=== Supplied material ===

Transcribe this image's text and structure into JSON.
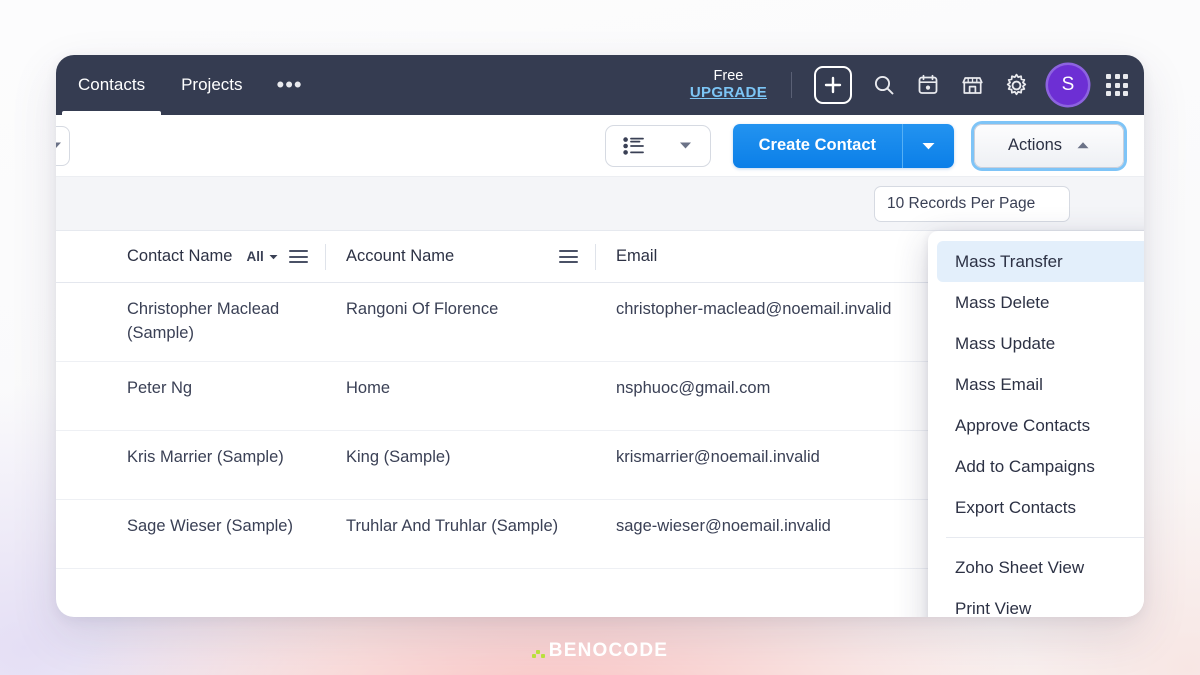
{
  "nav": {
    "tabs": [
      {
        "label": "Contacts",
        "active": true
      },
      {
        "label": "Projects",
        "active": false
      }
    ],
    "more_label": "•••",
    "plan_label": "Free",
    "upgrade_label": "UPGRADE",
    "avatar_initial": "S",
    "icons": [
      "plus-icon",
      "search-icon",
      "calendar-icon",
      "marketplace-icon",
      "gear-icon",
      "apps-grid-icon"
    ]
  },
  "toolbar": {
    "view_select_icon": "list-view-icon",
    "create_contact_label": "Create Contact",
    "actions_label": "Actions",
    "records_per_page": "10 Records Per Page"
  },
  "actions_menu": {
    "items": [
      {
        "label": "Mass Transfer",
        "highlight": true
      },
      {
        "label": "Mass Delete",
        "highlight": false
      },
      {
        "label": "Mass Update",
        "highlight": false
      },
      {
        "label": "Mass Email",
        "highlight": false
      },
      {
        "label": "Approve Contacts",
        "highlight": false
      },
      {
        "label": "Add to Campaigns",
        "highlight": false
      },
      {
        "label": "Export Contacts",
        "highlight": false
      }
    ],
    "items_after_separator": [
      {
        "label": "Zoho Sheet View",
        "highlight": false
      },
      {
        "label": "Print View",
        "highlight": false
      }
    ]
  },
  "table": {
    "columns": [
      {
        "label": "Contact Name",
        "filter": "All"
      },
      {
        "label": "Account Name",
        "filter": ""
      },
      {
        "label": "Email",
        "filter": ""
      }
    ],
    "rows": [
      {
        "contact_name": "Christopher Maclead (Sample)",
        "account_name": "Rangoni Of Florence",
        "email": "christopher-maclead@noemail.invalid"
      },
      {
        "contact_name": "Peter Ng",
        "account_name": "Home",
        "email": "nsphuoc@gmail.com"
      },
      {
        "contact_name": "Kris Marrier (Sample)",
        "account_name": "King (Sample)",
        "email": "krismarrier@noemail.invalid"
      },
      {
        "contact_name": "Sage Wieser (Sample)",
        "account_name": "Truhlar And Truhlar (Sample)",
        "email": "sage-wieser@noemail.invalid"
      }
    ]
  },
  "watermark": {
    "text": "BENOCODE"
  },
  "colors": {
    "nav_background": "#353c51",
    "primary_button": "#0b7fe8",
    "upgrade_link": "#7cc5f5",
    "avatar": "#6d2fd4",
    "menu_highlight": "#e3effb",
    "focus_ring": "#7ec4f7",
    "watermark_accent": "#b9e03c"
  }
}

===
=== Supplied material ===

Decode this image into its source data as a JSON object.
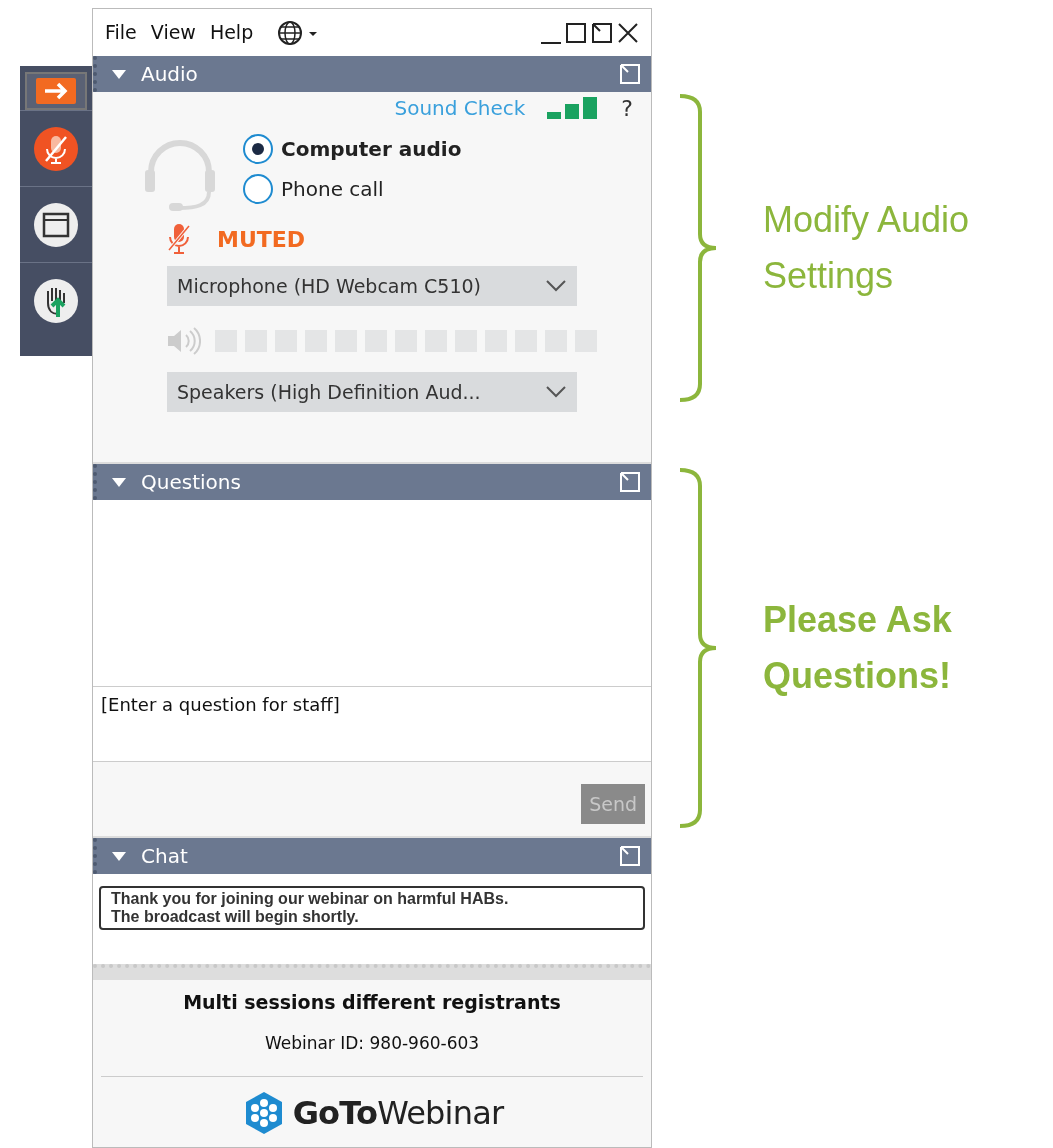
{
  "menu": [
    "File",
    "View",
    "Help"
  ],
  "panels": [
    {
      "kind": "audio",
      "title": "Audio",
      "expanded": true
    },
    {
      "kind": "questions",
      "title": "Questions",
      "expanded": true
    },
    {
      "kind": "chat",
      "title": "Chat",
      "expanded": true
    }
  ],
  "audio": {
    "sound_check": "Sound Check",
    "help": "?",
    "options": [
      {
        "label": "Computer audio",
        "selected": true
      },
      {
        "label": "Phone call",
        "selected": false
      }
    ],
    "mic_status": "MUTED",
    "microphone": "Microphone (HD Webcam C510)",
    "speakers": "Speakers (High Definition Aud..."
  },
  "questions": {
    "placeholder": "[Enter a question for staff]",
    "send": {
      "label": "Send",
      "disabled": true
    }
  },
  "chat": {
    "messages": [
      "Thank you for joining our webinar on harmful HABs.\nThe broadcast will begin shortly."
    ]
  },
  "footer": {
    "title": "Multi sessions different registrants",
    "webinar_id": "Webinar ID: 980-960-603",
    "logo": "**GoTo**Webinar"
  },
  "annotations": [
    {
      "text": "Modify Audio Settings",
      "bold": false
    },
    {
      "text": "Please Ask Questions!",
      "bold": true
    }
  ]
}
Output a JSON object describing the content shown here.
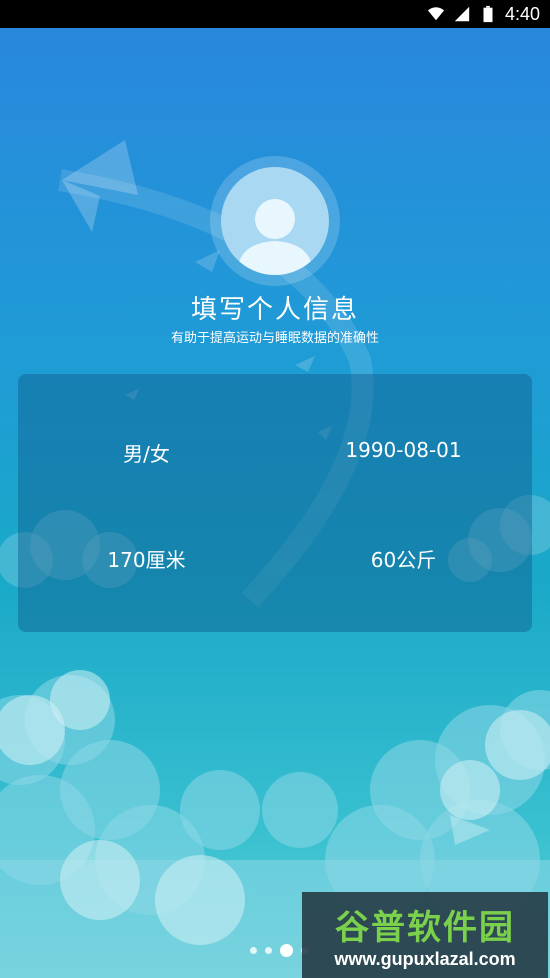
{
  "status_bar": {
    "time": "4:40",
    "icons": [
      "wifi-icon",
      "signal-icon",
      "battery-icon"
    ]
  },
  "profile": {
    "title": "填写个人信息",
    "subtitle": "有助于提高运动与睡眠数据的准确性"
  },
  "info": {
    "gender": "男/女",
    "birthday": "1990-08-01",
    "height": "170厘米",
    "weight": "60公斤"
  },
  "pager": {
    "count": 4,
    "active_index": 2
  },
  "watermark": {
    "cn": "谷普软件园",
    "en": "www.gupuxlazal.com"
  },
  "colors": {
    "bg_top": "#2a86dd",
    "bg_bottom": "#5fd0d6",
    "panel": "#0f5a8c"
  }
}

===

### Given exercise
Wherever the string "invalid" appears in the entries above, list that line.

### Response to the task
        "email": "christopher-maclead@noemail.invalid"
        "email": "krismarrier@noemail.invalid"
        "email": "sage-wieser@noemail.invalid"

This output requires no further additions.